## Input material
══════
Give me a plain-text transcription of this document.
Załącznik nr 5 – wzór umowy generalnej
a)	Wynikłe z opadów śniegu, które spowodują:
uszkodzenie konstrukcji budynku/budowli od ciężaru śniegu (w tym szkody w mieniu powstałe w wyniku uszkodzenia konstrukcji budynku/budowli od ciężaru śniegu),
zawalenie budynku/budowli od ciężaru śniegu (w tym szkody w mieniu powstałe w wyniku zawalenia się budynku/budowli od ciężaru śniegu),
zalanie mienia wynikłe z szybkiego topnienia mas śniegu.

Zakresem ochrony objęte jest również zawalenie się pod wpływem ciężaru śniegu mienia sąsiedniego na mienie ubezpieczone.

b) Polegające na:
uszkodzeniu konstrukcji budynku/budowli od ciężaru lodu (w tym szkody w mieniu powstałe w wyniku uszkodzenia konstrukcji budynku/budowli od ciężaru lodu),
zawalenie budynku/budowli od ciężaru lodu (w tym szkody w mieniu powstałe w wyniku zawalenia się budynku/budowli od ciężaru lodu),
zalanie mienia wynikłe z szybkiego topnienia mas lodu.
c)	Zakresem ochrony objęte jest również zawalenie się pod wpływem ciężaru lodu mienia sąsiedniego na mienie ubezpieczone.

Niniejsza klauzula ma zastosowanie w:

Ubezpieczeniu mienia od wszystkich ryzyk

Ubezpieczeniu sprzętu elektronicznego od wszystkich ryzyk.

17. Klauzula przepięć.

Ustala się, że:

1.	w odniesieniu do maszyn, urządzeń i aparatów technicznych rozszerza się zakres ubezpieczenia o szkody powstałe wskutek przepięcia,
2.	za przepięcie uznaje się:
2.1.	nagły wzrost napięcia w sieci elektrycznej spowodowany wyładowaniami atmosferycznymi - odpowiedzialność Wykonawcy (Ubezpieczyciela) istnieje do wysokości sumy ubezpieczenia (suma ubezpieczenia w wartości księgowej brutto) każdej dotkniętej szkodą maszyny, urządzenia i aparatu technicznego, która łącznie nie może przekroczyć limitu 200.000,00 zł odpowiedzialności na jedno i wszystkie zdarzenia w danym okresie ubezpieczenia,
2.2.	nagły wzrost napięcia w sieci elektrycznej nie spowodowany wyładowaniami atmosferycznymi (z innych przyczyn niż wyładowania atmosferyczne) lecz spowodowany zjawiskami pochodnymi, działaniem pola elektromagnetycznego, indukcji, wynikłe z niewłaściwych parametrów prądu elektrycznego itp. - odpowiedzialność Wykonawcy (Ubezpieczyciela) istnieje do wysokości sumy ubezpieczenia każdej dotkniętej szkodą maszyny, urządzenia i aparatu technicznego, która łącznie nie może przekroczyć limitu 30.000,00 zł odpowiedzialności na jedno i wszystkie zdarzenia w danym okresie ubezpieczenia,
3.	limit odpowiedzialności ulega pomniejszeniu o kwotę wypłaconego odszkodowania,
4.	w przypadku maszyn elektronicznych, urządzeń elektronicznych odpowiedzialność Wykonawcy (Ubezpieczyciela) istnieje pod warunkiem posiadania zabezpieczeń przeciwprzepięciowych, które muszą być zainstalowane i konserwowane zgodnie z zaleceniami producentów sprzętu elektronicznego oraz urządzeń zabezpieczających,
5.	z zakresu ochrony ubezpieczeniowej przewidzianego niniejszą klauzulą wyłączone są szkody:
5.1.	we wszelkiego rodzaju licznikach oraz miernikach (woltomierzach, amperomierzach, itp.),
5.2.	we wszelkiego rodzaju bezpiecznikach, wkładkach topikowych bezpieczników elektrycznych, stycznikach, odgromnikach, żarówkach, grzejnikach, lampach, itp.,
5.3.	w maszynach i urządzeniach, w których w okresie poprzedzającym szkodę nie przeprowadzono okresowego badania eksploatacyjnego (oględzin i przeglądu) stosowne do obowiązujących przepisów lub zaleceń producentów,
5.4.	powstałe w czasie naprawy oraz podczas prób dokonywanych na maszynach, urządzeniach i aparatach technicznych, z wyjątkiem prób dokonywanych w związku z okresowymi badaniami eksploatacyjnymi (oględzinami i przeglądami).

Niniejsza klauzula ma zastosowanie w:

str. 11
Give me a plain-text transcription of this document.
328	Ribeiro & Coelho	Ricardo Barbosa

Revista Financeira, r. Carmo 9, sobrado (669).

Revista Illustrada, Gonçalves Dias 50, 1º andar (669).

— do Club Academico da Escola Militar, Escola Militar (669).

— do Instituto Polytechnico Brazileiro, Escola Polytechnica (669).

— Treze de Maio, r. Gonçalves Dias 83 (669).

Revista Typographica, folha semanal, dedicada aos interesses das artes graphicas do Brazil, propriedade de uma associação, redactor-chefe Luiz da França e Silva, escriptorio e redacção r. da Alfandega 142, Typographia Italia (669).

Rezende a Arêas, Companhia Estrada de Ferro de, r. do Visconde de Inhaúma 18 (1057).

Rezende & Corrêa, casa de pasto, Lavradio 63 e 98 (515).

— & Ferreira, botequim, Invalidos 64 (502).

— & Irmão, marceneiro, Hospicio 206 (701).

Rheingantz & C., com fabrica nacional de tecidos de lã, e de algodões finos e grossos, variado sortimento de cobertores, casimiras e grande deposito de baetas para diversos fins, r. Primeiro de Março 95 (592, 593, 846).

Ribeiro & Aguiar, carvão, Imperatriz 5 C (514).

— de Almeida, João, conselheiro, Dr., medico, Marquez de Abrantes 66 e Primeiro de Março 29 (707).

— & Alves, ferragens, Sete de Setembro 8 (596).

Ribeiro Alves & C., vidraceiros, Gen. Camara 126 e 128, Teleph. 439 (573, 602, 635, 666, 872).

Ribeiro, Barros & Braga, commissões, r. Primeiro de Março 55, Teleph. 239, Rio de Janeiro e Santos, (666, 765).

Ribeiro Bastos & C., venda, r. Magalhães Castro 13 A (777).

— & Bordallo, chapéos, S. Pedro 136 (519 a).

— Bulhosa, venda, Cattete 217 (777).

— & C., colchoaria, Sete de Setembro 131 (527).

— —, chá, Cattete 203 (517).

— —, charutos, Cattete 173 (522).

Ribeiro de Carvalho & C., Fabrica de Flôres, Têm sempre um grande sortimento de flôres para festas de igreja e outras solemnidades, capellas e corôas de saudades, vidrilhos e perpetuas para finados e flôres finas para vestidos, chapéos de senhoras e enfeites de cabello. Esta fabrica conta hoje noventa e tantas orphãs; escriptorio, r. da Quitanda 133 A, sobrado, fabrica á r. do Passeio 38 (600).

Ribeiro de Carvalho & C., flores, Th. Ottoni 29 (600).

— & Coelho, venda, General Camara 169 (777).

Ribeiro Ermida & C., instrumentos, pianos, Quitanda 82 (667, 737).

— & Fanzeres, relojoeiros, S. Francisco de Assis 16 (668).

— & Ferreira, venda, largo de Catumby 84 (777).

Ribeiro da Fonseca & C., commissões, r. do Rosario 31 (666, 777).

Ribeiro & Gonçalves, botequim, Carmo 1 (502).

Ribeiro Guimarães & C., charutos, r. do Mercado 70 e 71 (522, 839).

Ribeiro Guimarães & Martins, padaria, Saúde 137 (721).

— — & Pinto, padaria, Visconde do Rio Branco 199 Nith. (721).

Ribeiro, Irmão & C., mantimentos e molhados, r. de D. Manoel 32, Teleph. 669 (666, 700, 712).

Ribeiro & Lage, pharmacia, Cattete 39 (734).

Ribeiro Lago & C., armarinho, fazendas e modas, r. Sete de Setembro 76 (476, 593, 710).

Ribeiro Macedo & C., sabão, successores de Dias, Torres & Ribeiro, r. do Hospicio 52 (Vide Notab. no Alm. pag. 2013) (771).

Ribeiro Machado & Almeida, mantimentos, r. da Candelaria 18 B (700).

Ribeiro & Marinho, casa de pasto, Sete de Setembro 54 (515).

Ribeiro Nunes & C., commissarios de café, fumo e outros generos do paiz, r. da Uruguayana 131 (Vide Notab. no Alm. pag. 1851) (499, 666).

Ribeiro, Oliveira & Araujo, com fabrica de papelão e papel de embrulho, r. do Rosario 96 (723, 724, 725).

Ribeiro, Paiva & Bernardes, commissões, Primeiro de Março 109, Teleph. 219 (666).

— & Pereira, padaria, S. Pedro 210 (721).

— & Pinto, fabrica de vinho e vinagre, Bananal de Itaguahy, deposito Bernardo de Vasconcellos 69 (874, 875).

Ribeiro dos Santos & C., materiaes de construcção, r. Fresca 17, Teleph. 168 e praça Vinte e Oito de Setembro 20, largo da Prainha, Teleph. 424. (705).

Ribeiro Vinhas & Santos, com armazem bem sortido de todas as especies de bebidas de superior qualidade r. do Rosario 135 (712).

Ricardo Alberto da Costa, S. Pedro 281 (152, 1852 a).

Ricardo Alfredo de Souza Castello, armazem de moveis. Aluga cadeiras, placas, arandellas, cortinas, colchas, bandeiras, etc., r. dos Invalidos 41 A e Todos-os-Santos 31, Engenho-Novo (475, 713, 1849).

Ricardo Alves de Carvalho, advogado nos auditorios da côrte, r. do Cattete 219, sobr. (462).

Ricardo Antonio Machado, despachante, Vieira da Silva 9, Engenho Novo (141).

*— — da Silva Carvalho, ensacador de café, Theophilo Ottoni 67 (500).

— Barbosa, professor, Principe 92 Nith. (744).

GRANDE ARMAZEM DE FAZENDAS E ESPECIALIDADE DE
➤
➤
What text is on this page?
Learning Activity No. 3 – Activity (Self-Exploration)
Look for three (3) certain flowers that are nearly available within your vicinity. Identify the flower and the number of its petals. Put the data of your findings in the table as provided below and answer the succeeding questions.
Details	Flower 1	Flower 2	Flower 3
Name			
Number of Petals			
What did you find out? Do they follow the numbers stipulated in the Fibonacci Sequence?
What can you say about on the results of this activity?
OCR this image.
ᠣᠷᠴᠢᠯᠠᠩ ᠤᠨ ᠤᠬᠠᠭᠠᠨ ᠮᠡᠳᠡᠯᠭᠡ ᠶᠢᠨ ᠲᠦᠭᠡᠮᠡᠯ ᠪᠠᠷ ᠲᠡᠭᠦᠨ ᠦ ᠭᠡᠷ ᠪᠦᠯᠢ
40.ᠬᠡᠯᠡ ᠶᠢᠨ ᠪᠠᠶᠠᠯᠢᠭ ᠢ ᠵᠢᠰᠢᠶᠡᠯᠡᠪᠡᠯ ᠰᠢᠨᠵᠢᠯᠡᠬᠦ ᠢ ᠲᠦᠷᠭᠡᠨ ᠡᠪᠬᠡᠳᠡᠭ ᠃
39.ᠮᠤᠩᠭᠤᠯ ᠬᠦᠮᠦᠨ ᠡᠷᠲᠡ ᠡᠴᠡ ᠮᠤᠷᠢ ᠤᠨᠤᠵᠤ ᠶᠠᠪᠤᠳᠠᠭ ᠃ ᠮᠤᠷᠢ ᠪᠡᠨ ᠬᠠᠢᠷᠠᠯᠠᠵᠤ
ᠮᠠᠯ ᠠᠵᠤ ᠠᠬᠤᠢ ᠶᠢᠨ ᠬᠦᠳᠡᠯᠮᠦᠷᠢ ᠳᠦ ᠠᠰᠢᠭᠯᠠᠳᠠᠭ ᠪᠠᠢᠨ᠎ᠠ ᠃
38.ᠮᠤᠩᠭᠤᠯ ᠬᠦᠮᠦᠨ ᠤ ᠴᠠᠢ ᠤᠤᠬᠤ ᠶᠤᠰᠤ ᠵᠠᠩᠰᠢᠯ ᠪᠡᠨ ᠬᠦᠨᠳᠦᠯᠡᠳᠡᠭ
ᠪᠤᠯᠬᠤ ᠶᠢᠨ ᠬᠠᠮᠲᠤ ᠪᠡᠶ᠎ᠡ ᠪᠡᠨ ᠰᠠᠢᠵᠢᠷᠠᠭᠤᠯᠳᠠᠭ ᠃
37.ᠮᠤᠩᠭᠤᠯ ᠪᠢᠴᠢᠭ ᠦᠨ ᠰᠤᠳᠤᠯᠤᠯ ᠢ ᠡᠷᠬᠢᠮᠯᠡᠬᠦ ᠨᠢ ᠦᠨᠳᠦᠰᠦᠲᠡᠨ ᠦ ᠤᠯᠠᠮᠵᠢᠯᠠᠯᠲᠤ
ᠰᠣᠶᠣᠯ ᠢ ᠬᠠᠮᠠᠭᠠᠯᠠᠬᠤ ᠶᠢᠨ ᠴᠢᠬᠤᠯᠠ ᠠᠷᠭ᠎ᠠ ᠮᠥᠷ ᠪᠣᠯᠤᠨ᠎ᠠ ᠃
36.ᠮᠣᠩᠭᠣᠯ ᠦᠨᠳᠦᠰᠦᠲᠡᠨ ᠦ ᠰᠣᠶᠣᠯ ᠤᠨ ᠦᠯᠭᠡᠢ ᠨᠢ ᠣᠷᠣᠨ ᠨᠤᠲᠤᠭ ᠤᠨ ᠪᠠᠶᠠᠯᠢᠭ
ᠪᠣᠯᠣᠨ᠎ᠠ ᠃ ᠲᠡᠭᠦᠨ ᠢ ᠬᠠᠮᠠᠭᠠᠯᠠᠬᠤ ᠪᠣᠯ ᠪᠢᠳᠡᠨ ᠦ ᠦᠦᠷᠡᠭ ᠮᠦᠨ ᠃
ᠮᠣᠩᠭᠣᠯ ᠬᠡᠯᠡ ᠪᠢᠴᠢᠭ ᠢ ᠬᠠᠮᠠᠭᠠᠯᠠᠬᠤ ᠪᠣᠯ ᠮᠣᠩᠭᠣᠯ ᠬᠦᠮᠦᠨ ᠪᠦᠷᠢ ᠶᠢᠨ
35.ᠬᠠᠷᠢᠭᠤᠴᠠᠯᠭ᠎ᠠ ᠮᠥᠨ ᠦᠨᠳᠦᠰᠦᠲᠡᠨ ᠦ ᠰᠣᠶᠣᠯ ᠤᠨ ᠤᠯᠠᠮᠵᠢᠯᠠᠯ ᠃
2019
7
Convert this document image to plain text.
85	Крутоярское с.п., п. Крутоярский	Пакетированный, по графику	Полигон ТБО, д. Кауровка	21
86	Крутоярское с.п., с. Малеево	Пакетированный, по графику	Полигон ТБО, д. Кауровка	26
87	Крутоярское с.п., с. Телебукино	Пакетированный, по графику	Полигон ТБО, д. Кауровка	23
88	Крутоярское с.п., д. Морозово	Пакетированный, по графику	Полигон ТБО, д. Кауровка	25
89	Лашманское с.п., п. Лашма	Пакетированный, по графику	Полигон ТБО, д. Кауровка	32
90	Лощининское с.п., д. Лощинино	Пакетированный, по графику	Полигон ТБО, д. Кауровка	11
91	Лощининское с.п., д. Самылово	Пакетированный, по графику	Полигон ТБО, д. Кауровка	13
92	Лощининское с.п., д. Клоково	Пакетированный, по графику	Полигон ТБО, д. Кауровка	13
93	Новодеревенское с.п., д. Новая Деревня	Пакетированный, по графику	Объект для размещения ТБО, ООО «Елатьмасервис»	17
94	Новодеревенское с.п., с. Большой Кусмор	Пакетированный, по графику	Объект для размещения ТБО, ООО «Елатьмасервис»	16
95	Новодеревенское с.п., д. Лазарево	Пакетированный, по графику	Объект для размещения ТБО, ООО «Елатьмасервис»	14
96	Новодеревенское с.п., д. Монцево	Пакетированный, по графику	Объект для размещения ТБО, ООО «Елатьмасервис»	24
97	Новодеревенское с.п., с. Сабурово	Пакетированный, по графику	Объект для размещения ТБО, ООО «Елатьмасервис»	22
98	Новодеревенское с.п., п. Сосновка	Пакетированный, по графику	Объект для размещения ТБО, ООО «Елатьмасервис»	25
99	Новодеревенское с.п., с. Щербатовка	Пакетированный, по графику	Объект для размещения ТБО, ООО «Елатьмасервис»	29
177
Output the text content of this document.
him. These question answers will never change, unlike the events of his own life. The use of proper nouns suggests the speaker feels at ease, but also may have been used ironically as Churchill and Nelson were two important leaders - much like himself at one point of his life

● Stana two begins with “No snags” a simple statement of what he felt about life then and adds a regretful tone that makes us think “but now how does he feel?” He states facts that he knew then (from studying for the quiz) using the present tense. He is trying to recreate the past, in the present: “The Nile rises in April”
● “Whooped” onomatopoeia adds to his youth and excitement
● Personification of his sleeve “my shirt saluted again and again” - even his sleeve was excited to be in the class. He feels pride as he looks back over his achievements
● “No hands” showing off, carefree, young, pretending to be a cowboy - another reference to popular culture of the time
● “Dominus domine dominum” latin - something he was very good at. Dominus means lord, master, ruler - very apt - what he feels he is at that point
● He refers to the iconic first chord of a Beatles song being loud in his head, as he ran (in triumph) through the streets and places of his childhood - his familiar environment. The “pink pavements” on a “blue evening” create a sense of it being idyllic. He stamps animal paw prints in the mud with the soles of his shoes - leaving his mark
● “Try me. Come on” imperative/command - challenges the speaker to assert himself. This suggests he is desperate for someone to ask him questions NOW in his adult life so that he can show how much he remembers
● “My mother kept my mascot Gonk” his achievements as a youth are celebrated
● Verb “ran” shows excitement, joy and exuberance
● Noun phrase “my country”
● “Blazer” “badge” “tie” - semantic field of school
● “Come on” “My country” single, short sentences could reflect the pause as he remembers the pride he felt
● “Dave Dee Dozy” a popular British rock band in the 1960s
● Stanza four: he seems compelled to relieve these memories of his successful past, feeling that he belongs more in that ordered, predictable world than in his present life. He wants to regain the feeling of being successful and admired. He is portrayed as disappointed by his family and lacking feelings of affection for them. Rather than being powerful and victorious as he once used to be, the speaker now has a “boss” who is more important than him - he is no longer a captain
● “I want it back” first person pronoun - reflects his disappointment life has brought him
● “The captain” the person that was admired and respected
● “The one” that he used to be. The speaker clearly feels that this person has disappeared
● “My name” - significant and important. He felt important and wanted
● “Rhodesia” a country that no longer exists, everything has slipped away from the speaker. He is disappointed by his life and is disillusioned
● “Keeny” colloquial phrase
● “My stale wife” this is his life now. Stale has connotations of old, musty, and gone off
══════
## Problem details
Search the entries for the word "sobrado", then list each line that holds it.

## Final result
Revista Financeira, r. Carmo 9, sobrado (669).
Ribeiro de Carvalho & C., Fabrica de Flôres, Têm sempre um grande sortimento de flôres para festas de igreja e outras solemnidades, capellas e corôas de saudades, vidrilhos e perpetuas para finados e flôres finas para vestidos, chapéos de senhoras e enfeites de cabello. Esta fabrica conta hoje noventa e tantas orphãs; escriptorio, r. da Quitanda 133 A, sobrado, fabrica á r. do Passeio 38 (600).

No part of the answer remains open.